(A block of data)
· · · · ·
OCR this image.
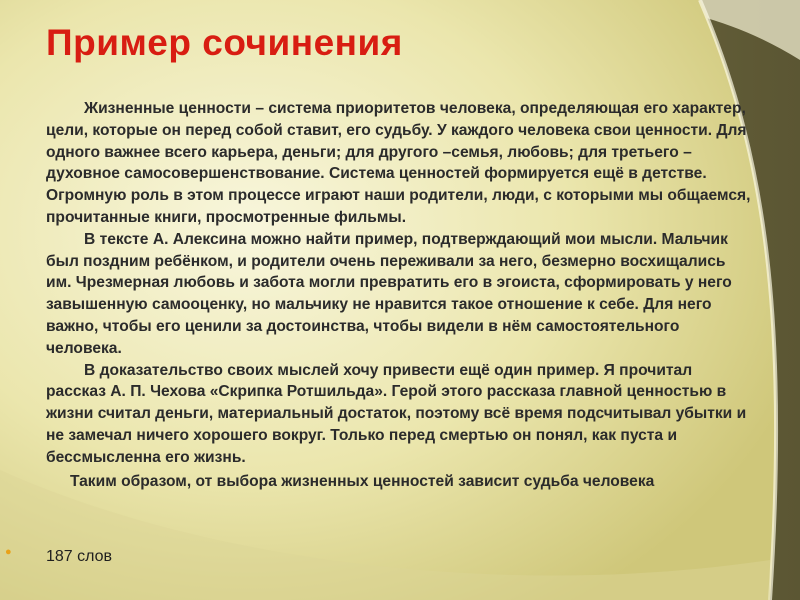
Пример сочинения

Жизненные ценности – система приоритетов человека, определяющая его характер, цели, которые он перед собой ставит, его судьбу. У каждого человека свои ценности. Для одного важнее всего карьера, деньги; для другого –семья, любовь; для третьего – духовное самосовершенствование. Система ценностей формируется ещё в детстве. Огромную роль в этом процессе играют наши родители, люди, с которыми мы общаемся, прочитанные книги, просмотренные фильмы.

В тексте А. Алексина можно найти пример, подтверждающий мои мысли. Мальчик был поздним ребёнком, и родители очень переживали за него, безмерно восхищались им. Чрезмерная любовь и забота могли превратить его в эгоиста, сформировать у него завышенную самооценку, но мальчику не нравится такое отношение к себе. Для него важно, чтобы его ценили за достоинства, чтобы видели в нём самостоятельного человека.

В доказательство своих мыслей хочу привести ещё один пример. Я прочитал рассказ А. П. Чехова «Скрипка Ротшильда». Герой этого рассказа главной ценностью в жизни считал деньги, материальный достаток, поэтому всё время подсчитывал убытки и не замечал ничего хорошего вокруг. Только перед смертью он понял, как пуста и бессмысленна его жизнь.

Таким образом, от выбора жизненных ценностей зависит судьба человека

● 187 слов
· · · · ·
Exercise instructions ->
Exclude the pictures, and transcribe all of the material exactly.

Solution to the problem ->
OCR this image.
Пример сочинения

Жизненные ценности – система приоритетов человека, определяющая его характер, цели, которые он перед собой ставит, его судьбу. У каждого человека свои ценности. Для одного важнее всего карьера, деньги; для другого –семья, любовь; для третьего – духовное самосовершенствование. Система ценностей формируется ещё в детстве. Огромную роль в этом процессе играют наши родители, люди, с которыми мы общаемся, прочитанные книги, просмотренные фильмы.

В тексте А. Алексина можно найти пример, подтверждающий мои мысли. Мальчик был поздним ребёнком, и родители очень переживали за него, безмерно восхищались им. Чрезмерная любовь и забота могли превратить его в эгоиста, сформировать у него завышенную самооценку, но мальчику не нравится такое отношение к себе. Для него важно, чтобы его ценили за достоинства, чтобы видели в нём самостоятельного человека.

В доказательство своих мыслей хочу привести ещё один пример. Я прочитал рассказ А. П. Чехова «Скрипка Ротшильда». Герой этого рассказа главной ценностью в жизни считал деньги, материальный достаток, поэтому всё время подсчитывал убытки и не замечал ничего хорошего вокруг. Только перед смертью он понял, как пуста и бессмысленна его жизнь.

Таким образом, от выбора жизненных ценностей зависит судьба человека

● 187 слов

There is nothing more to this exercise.